(What you will do):
Copy out each line below exactly as it appears.

----

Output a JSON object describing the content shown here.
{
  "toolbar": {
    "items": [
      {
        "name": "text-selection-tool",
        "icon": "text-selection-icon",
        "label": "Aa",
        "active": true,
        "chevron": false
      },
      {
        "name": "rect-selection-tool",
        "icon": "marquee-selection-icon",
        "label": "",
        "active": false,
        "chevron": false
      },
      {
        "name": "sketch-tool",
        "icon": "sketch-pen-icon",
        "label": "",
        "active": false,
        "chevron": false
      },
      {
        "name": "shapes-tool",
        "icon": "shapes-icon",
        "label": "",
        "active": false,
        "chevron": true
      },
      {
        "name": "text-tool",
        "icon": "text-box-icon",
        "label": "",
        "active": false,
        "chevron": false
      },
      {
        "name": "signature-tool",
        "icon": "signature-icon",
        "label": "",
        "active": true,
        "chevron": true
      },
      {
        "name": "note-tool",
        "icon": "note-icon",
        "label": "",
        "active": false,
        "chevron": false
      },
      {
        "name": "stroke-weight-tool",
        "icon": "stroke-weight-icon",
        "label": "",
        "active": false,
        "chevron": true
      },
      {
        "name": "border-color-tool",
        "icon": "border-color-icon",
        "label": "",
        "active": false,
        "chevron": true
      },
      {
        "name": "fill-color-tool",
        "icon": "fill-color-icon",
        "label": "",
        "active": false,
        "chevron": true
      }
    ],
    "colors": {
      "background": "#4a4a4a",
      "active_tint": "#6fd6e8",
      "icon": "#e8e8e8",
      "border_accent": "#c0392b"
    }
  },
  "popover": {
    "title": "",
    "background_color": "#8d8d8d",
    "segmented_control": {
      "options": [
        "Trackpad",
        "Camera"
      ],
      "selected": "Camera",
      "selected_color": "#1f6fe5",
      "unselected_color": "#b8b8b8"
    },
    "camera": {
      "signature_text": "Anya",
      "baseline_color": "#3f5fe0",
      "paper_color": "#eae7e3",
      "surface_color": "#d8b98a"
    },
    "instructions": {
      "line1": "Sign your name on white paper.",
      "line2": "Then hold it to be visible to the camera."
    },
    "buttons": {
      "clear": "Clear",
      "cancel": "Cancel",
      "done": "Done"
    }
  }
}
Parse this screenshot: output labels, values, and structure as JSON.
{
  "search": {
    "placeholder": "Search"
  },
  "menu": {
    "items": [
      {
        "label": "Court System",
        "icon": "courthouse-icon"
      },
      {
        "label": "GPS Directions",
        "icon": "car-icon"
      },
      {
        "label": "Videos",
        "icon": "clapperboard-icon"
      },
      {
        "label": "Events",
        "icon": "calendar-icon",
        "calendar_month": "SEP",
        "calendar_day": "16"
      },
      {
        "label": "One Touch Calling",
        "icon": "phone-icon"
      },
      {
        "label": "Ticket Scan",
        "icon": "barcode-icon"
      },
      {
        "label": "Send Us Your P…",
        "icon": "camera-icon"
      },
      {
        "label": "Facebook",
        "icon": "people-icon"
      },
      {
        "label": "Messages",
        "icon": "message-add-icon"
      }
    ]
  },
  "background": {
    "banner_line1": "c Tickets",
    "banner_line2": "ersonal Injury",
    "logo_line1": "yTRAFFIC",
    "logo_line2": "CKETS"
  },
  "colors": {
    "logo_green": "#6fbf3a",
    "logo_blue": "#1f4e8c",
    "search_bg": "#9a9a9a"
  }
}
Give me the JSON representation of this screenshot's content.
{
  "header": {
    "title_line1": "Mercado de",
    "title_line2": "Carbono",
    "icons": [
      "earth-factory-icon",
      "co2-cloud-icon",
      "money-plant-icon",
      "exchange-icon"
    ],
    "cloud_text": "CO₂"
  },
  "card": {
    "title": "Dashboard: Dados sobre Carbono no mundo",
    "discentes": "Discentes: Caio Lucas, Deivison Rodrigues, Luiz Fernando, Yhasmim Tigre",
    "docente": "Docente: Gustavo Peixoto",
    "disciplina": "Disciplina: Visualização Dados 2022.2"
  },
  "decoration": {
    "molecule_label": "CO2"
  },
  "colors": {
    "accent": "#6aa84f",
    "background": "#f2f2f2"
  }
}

----

(Reply to the exercise):
Output a JSON object describing the content shown here.
{
  "toolbar": {
    "items": [
      {
        "name": "text-selection-tool",
        "icon": "text-selection-icon",
        "label": "Aa",
        "active": true,
        "chevron": false
      },
      {
        "name": "rect-selection-tool",
        "icon": "marquee-selection-icon",
        "label": "",
        "active": false,
        "chevron": false
      },
      {
        "name": "sketch-tool",
        "icon": "sketch-pen-icon",
        "label": "",
        "active": false,
        "chevron": false
      },
      {
        "name": "shapes-tool",
        "icon": "shapes-icon",
        "label": "",
        "active": false,
        "chevron": true
      },
      {
        "name": "text-tool",
        "icon": "text-box-icon",
        "label": "",
        "active": false,
        "chevron": false
      },
      {
        "name": "signature-tool",
        "icon": "signature-icon",
        "label": "",
        "active": true,
        "chevron": true
      },
      {
        "name": "note-tool",
        "icon": "note-icon",
        "label": "",
        "active": false,
        "chevron": false
      },
      {
        "name": "stroke-weight-tool",
        "icon": "stroke-weight-icon",
        "label": "",
        "active": false,
        "chevron": true
      },
      {
        "name": "border-color-tool",
        "icon": "border-color-icon",
        "label": "",
        "active": false,
        "chevron": true
      },
      {
        "name": "fill-color-tool",
        "icon": "fill-color-icon",
        "label": "",
        "active": false,
        "chevron": true
      }
    ],
    "colors": {
      "background": "#4a4a4a",
      "active_tint": "#6fd6e8",
      "icon": "#e8e8e8",
      "border_accent": "#c0392b"
    }
  },
  "popover": {
    "title": "",
    "background_color": "#8d8d8d",
    "segmented_control": {
      "options": [
        "Trackpad",
        "Camera"
      ],
      "selected": "Camera",
      "selected_color": "#1f6fe5",
      "unselected_color": "#b8b8b8"
    },
    "camera": {
      "signature_text": "Anya",
      "baseline_color": "#3f5fe0",
      "paper_color": "#eae7e3",
      "surface_color": "#d8b98a"
    },
    "instructions": {
      "line1": "Sign your name on white paper.",
      "line2": "Then hold it to be visible to the camera."
    },
    "buttons": {
      "clear": "Clear",
      "cancel": "Cancel",
      "done": "Done"
    }
  }
}
Parse this screenshot: output labels, values, and structure as JSON.
{
  "search": {
    "placeholder": "Search"
  },
  "menu": {
    "items": [
      {
        "label": "Court System",
        "icon": "courthouse-icon"
      },
      {
        "label": "GPS Directions",
        "icon": "car-icon"
      },
      {
        "label": "Videos",
        "icon": "clapperboard-icon"
      },
      {
        "label": "Events",
        "icon": "calendar-icon",
        "calendar_month": "SEP",
        "calendar_day": "16"
      },
      {
        "label": "One Touch Calling",
        "icon": "phone-icon"
      },
      {
        "label": "Ticket Scan",
        "icon": "barcode-icon"
      },
      {
        "label": "Send Us Your P…",
        "icon": "camera-icon"
      },
      {
        "label": "Facebook",
        "icon": "people-icon"
      },
      {
        "label": "Messages",
        "icon": "message-add-icon"
      }
    ]
  },
  "background": {
    "banner_line1": "c Tickets",
    "banner_line2": "ersonal Injury",
    "logo_line1": "yTRAFFIC",
    "logo_line2": "CKETS"
  },
  "colors": {
    "logo_green": "#6fbf3a",
    "logo_blue": "#1f4e8c",
    "search_bg": "#9a9a9a"
  }
}
Give me the JSON representation of this screenshot's content.
{
  "header": {
    "title_line1": "Mercado de",
    "title_line2": "Carbono",
    "icons": [
      "earth-factory-icon",
      "co2-cloud-icon",
      "money-plant-icon",
      "exchange-icon"
    ],
    "cloud_text": "CO₂"
  },
  "card": {
    "title": "Dashboard: Dados sobre Carbono no mundo",
    "discentes": "Discentes: Caio Lucas, Deivison Rodrigues, Luiz Fernando, Yhasmim Tigre",
    "docente": "Docente: Gustavo Peixoto",
    "disciplina": "Disciplina: Visualização Dados 2022.2"
  },
  "decoration": {
    "molecule_label": "CO2"
  },
  "colors": {
    "accent": "#6aa84f",
    "background": "#f2f2f2"
  }
}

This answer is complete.